Exercise directions:
A faithful transcription of all the data is required.

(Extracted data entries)
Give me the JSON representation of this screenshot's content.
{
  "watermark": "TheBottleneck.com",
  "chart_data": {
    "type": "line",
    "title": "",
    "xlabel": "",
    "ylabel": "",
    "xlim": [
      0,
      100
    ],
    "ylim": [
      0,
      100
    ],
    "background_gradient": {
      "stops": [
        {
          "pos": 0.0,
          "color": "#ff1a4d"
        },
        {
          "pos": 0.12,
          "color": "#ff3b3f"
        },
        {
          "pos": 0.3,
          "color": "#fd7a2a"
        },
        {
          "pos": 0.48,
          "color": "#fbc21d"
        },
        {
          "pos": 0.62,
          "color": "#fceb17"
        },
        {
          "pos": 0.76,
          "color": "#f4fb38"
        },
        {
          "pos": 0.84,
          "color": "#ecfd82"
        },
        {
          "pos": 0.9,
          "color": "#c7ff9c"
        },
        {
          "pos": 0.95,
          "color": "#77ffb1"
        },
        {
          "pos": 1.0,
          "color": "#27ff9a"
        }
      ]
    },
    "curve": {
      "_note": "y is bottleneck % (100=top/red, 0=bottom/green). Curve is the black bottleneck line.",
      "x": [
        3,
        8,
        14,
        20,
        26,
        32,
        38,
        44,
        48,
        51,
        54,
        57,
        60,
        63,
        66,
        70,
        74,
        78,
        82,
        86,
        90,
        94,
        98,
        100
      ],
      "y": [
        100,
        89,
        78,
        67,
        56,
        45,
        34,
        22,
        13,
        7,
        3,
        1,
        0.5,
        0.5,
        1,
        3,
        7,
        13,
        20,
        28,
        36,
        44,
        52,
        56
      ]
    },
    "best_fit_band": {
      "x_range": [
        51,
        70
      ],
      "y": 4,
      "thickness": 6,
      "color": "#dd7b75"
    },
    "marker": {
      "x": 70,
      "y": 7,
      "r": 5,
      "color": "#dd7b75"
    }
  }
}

Answer to this problem:
Give me the JSON representation of this screenshot's content.
{
  "watermark": "TheBottleneck.com",
  "chart_data": {
    "type": "line",
    "title": "",
    "xlabel": "",
    "ylabel": "",
    "xlim": [
      0,
      100
    ],
    "ylim": [
      0,
      100
    ],
    "background_gradient": {
      "stops": [
        {
          "pos": 0.0,
          "color": "#ff1a4d"
        },
        {
          "pos": 0.12,
          "color": "#ff3b3f"
        },
        {
          "pos": 0.3,
          "color": "#fd7a2a"
        },
        {
          "pos": 0.48,
          "color": "#fbc21d"
        },
        {
          "pos": 0.62,
          "color": "#fceb17"
        },
        {
          "pos": 0.76,
          "color": "#f4fb38"
        },
        {
          "pos": 0.84,
          "color": "#ecfd82"
        },
        {
          "pos": 0.9,
          "color": "#c7ff9c"
        },
        {
          "pos": 0.95,
          "color": "#77ffb1"
        },
        {
          "pos": 1.0,
          "color": "#27ff9a"
        }
      ]
    },
    "curve": {
      "_note": "y is bottleneck % (100=top/red, 0=bottom/green). Curve is the black bottleneck line.",
      "x": [
        3,
        8,
        14,
        20,
        26,
        32,
        38,
        44,
        48,
        51,
        54,
        57,
        60,
        63,
        66,
        70,
        74,
        78,
        82,
        86,
        90,
        94,
        98,
        100
      ],
      "y": [
        100,
        89,
        78,
        67,
        56,
        45,
        34,
        22,
        13,
        7,
        3,
        1,
        0.5,
        0.5,
        1,
        3,
        7,
        13,
        20,
        28,
        36,
        44,
        52,
        56
      ]
    },
    "best_fit_band": {
      "x_range": [
        51,
        70
      ],
      "y": 4,
      "thickness": 6,
      "color": "#dd7b75"
    },
    "marker": {
      "x": 70,
      "y": 7,
      "r": 5,
      "color": "#dd7b75"
    }
  }
}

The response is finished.